╭──

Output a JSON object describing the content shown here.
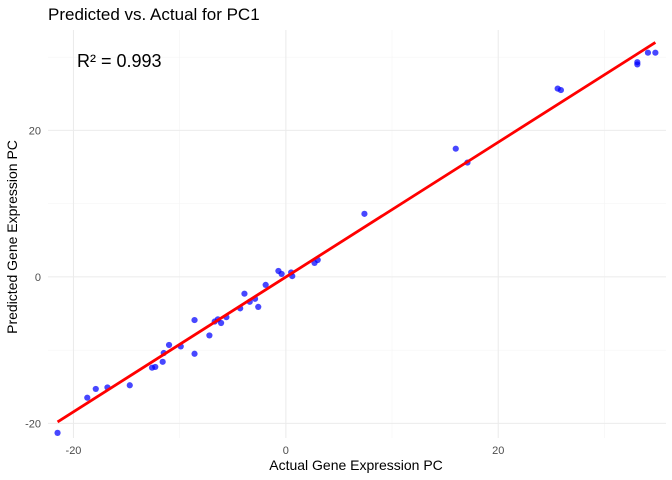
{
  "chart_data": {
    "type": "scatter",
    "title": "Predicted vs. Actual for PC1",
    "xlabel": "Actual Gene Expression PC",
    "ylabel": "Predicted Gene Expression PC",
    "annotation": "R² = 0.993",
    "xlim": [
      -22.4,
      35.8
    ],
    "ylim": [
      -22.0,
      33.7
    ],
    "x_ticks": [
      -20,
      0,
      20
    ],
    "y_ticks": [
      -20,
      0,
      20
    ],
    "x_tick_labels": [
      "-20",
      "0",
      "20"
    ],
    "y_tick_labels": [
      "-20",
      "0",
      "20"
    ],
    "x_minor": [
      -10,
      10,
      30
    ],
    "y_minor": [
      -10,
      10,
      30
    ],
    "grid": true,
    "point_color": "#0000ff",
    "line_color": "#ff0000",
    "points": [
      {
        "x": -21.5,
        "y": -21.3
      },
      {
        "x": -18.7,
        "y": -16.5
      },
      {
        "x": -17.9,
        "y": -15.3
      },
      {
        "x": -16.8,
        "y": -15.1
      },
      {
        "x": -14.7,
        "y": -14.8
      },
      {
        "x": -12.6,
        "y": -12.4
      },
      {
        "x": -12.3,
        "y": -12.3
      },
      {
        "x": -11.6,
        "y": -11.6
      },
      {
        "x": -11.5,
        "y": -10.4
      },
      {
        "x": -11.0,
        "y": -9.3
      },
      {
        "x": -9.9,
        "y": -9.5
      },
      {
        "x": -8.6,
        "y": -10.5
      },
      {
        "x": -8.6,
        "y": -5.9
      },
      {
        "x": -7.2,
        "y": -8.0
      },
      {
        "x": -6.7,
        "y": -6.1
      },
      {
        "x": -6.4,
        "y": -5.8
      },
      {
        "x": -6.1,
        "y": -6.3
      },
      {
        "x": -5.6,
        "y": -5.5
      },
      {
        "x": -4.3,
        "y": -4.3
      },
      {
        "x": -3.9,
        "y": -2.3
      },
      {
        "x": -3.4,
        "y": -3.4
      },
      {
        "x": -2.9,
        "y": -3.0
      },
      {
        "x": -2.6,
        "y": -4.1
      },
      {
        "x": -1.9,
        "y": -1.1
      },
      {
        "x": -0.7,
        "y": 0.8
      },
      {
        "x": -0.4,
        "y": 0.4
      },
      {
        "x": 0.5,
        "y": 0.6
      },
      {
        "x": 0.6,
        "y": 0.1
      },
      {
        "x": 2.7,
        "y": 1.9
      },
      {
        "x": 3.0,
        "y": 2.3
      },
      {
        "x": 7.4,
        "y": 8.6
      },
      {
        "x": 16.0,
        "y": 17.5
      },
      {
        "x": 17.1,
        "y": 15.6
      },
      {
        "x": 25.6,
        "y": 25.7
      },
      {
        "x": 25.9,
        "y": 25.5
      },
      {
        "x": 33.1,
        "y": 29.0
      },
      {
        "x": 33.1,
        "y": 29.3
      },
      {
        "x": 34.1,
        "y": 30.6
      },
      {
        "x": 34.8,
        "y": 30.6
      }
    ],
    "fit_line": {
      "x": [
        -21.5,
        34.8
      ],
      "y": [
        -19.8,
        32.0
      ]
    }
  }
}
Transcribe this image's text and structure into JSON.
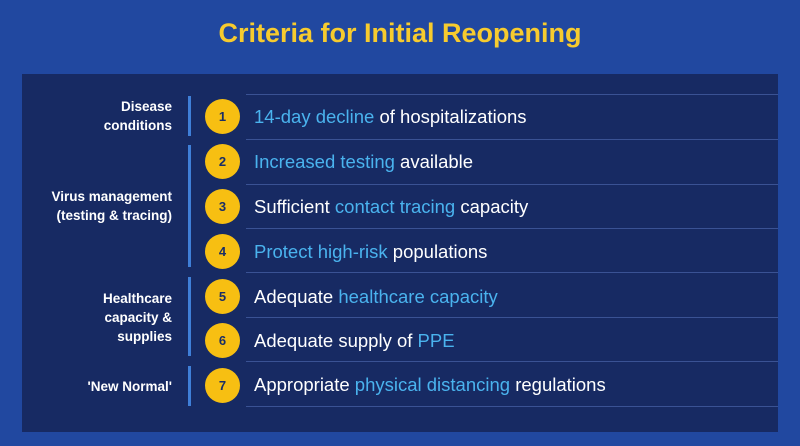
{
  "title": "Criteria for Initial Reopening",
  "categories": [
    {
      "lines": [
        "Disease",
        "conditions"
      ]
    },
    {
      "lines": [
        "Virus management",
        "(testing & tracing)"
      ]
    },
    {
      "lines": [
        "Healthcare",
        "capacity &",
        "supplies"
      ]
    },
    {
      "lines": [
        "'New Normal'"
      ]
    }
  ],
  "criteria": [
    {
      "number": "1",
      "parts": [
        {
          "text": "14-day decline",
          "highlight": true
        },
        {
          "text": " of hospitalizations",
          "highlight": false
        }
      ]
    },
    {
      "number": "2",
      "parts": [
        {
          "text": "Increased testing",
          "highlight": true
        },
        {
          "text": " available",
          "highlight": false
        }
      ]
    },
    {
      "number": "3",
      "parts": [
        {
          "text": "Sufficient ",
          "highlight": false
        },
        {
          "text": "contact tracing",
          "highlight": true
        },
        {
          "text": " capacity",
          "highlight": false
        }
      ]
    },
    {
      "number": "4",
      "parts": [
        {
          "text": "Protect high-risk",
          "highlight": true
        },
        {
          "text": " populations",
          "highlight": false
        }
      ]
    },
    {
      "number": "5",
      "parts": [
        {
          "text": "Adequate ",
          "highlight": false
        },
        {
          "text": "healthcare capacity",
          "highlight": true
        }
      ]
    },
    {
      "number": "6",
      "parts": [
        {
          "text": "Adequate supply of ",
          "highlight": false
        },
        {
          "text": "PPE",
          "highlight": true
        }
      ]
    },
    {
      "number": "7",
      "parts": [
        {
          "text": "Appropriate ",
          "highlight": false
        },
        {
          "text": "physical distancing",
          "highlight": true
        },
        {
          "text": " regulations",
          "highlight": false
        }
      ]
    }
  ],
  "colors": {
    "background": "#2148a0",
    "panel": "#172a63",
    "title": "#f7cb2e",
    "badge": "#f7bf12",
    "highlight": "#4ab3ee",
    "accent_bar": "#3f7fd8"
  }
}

╰──

**What you have to do**
Images are to be excluded, and each record above written out word for word.

**Written response**
Output a JSON object describing the content shown here.
{
  "chart_data": {
    "type": "scatter",
    "title": "Predicted vs. Actual for PC1",
    "xlabel": "Actual Gene Expression PC",
    "ylabel": "Predicted Gene Expression PC",
    "annotation": "R² = 0.993",
    "xlim": [
      -22.4,
      35.8
    ],
    "ylim": [
      -22.0,
      33.7
    ],
    "x_ticks": [
      -20,
      0,
      20
    ],
    "y_ticks": [
      -20,
      0,
      20
    ],
    "x_tick_labels": [
      "-20",
      "0",
      "20"
    ],
    "y_tick_labels": [
      "-20",
      "0",
      "20"
    ],
    "x_minor": [
      -10,
      10,
      30
    ],
    "y_minor": [
      -10,
      10,
      30
    ],
    "grid": true,
    "point_color": "#0000ff",
    "line_color": "#ff0000",
    "points": [
      {
        "x": -21.5,
        "y": -21.3
      },
      {
        "x": -18.7,
        "y": -16.5
      },
      {
        "x": -17.9,
        "y": -15.3
      },
      {
        "x": -16.8,
        "y": -15.1
      },
      {
        "x": -14.7,
        "y": -14.8
      },
      {
        "x": -12.6,
        "y": -12.4
      },
      {
        "x": -12.3,
        "y": -12.3
      },
      {
        "x": -11.6,
        "y": -11.6
      },
      {
        "x": -11.5,
        "y": -10.4
      },
      {
        "x": -11.0,
        "y": -9.3
      },
      {
        "x": -9.9,
        "y": -9.5
      },
      {
        "x": -8.6,
        "y": -10.5
      },
      {
        "x": -8.6,
        "y": -5.9
      },
      {
        "x": -7.2,
        "y": -8.0
      },
      {
        "x": -6.7,
        "y": -6.1
      },
      {
        "x": -6.4,
        "y": -5.8
      },
      {
        "x": -6.1,
        "y": -6.3
      },
      {
        "x": -5.6,
        "y": -5.5
      },
      {
        "x": -4.3,
        "y": -4.3
      },
      {
        "x": -3.9,
        "y": -2.3
      },
      {
        "x": -3.4,
        "y": -3.4
      },
      {
        "x": -2.9,
        "y": -3.0
      },
      {
        "x": -2.6,
        "y": -4.1
      },
      {
        "x": -1.9,
        "y": -1.1
      },
      {
        "x": -0.7,
        "y": 0.8
      },
      {
        "x": -0.4,
        "y": 0.4
      },
      {
        "x": 0.5,
        "y": 0.6
      },
      {
        "x": 0.6,
        "y": 0.1
      },
      {
        "x": 2.7,
        "y": 1.9
      },
      {
        "x": 3.0,
        "y": 2.3
      },
      {
        "x": 7.4,
        "y": 8.6
      },
      {
        "x": 16.0,
        "y": 17.5
      },
      {
        "x": 17.1,
        "y": 15.6
      },
      {
        "x": 25.6,
        "y": 25.7
      },
      {
        "x": 25.9,
        "y": 25.5
      },
      {
        "x": 33.1,
        "y": 29.0
      },
      {
        "x": 33.1,
        "y": 29.3
      },
      {
        "x": 34.1,
        "y": 30.6
      },
      {
        "x": 34.8,
        "y": 30.6
      }
    ],
    "fit_line": {
      "x": [
        -21.5,
        34.8
      ],
      "y": [
        -19.8,
        32.0
      ]
    }
  }
}
Transcribe this image's text and structure into JSON.
{
  "title": "Criteria for Initial Reopening",
  "categories": [
    {
      "lines": [
        "Disease",
        "conditions"
      ]
    },
    {
      "lines": [
        "Virus management",
        "(testing & tracing)"
      ]
    },
    {
      "lines": [
        "Healthcare",
        "capacity &",
        "supplies"
      ]
    },
    {
      "lines": [
        "'New Normal'"
      ]
    }
  ],
  "criteria": [
    {
      "number": "1",
      "parts": [
        {
          "text": "14-day decline",
          "highlight": true
        },
        {
          "text": " of hospitalizations",
          "highlight": false
        }
      ]
    },
    {
      "number": "2",
      "parts": [
        {
          "text": "Increased testing",
          "highlight": true
        },
        {
          "text": " available",
          "highlight": false
        }
      ]
    },
    {
      "number": "3",
      "parts": [
        {
          "text": "Sufficient ",
          "highlight": false
        },
        {
          "text": "contact tracing",
          "highlight": true
        },
        {
          "text": " capacity",
          "highlight": false
        }
      ]
    },
    {
      "number": "4",
      "parts": [
        {
          "text": "Protect high-risk",
          "highlight": true
        },
        {
          "text": " populations",
          "highlight": false
        }
      ]
    },
    {
      "number": "5",
      "parts": [
        {
          "text": "Adequate ",
          "highlight": false
        },
        {
          "text": "healthcare capacity",
          "highlight": true
        }
      ]
    },
    {
      "number": "6",
      "parts": [
        {
          "text": "Adequate supply of ",
          "highlight": false
        },
        {
          "text": "PPE",
          "highlight": true
        }
      ]
    },
    {
      "number": "7",
      "parts": [
        {
          "text": "Appropriate ",
          "highlight": false
        },
        {
          "text": "physical distancing",
          "highlight": true
        },
        {
          "text": " regulations",
          "highlight": false
        }
      ]
    }
  ],
  "colors": {
    "background": "#2148a0",
    "panel": "#172a63",
    "title": "#f7cb2e",
    "badge": "#f7bf12",
    "highlight": "#4ab3ee",
    "accent_bar": "#3f7fd8"
  }
}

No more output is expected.